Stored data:
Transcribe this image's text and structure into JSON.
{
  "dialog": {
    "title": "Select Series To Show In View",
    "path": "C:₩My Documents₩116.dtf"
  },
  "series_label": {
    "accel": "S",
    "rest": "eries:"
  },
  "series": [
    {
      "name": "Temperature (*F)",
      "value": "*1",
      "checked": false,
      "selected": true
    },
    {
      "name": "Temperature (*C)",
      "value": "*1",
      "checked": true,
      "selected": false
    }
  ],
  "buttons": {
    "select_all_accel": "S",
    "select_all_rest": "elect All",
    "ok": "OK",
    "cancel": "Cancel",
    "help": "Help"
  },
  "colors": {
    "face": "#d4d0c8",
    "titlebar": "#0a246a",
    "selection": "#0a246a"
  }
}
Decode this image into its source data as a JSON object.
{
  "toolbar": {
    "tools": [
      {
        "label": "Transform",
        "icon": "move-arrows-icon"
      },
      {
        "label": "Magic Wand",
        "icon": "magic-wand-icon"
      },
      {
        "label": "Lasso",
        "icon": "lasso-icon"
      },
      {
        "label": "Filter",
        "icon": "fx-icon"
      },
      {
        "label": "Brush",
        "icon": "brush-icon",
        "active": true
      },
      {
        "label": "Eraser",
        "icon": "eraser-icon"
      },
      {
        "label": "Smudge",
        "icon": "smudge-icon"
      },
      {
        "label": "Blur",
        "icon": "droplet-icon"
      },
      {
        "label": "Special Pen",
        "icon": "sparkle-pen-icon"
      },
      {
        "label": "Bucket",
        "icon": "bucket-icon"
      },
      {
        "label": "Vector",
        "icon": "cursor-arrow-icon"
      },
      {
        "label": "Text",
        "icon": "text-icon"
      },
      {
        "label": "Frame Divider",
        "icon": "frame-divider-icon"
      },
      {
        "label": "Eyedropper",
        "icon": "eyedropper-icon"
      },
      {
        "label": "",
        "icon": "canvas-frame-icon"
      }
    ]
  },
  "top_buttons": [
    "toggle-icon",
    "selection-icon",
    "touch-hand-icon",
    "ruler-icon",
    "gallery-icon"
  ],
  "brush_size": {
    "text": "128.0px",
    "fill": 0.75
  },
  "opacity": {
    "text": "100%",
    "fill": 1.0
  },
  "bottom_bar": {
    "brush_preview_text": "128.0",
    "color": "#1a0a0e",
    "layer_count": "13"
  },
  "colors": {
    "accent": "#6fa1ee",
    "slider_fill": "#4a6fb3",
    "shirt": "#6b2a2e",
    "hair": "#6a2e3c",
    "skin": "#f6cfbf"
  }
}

**Written instruction:**
Copy out each line of the data containing the string "name".

**Answer for this exercise:**
      "name": "Temperature (*F)",
      "name": "Temperature (*C)",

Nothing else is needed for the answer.